Saved data entries
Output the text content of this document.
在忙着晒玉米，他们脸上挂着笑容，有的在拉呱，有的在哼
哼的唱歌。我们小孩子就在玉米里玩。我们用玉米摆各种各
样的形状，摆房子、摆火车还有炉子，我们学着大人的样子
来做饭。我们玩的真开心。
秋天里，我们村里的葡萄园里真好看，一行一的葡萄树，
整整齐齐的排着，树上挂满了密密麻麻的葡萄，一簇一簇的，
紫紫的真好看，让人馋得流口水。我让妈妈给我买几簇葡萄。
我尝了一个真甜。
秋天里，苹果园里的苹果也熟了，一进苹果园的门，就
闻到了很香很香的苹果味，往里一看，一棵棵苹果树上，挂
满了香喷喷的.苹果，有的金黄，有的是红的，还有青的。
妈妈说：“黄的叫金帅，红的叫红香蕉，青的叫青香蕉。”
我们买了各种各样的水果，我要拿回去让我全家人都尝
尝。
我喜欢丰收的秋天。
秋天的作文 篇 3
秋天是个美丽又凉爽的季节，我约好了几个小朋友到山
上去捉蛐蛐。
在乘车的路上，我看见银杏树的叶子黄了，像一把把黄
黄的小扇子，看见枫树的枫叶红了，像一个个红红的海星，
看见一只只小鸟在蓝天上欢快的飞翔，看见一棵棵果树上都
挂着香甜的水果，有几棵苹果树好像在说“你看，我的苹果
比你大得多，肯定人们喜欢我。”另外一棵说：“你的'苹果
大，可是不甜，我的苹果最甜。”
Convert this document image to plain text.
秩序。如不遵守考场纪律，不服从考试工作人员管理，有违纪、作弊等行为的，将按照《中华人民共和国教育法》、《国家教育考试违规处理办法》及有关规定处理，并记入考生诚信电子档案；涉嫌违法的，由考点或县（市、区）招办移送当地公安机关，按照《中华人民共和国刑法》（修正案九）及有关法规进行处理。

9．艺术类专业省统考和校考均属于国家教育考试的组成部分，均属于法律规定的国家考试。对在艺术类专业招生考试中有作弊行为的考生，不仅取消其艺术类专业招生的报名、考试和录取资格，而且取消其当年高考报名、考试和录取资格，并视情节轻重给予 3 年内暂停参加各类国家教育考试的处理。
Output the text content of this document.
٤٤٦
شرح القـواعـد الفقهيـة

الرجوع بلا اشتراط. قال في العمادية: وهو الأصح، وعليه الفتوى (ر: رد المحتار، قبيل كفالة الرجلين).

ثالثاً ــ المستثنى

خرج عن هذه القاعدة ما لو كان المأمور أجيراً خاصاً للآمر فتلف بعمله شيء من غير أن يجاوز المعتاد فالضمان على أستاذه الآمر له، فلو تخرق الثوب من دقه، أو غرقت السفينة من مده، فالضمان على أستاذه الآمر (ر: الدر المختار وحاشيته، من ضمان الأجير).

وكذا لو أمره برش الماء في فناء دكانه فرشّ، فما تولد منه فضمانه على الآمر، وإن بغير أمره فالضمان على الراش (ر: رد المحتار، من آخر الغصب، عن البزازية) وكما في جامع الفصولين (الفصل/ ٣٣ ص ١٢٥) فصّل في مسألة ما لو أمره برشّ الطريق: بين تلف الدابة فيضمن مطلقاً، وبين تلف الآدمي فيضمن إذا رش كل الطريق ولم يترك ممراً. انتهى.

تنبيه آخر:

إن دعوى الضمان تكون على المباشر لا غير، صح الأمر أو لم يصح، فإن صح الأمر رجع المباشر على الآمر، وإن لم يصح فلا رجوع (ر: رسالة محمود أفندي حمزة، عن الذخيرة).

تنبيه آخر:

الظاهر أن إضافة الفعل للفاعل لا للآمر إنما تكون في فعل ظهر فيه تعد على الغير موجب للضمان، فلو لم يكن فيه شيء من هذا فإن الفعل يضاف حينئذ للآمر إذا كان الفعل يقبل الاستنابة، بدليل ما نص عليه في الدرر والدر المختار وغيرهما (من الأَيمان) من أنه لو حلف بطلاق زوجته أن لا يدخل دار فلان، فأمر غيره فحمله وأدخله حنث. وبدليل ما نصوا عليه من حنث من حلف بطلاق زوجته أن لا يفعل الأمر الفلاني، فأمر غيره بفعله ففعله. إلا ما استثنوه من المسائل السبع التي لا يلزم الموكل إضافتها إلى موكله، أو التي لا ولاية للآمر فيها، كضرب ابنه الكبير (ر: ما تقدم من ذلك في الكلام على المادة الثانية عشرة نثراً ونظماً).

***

■ **TASK TO CARRY OUT**
Find and copy each line above that includes the string "الآمر".

■ **FINAL ANSWER**
خرج عن هذه القاعدة ما لو كان المأمور أجيراً خاصاً للآمر فتلف بعمله شيء من غير أن يجاوز المعتاد فالضمان على أستاذه الآمر له، فلو تخرق الثوب من دقه، أو غرقت السفينة من مده، فالضمان على أستاذه الآمر (ر: الدر المختار وحاشيته، من ضمان الأجير).
وكذا لو أمره برش الماء في فناء دكانه فرشّ، فما تولد منه فضمانه على الآمر، وإن بغير أمره فالضمان على الراش (ر: رد المحتار، من آخر الغصب، عن البزازية) وكما في جامع الفصولين (الفصل/ ٣٣ ص ١٢٥) فصّل في مسألة ما لو أمره برشّ الطريق: بين تلف الدابة فيضمن مطلقاً، وبين تلف الآدمي فيضمن إذا رش كل الطريق ولم يترك ممراً. انتهى.
إن دعوى الضمان تكون على المباشر لا غير، صح الأمر أو لم يصح، فإن صح الأمر رجع المباشر على الآمر، وإن لم يصح فلا رجوع (ر: رسالة محمود أفندي حمزة، عن الذخيرة).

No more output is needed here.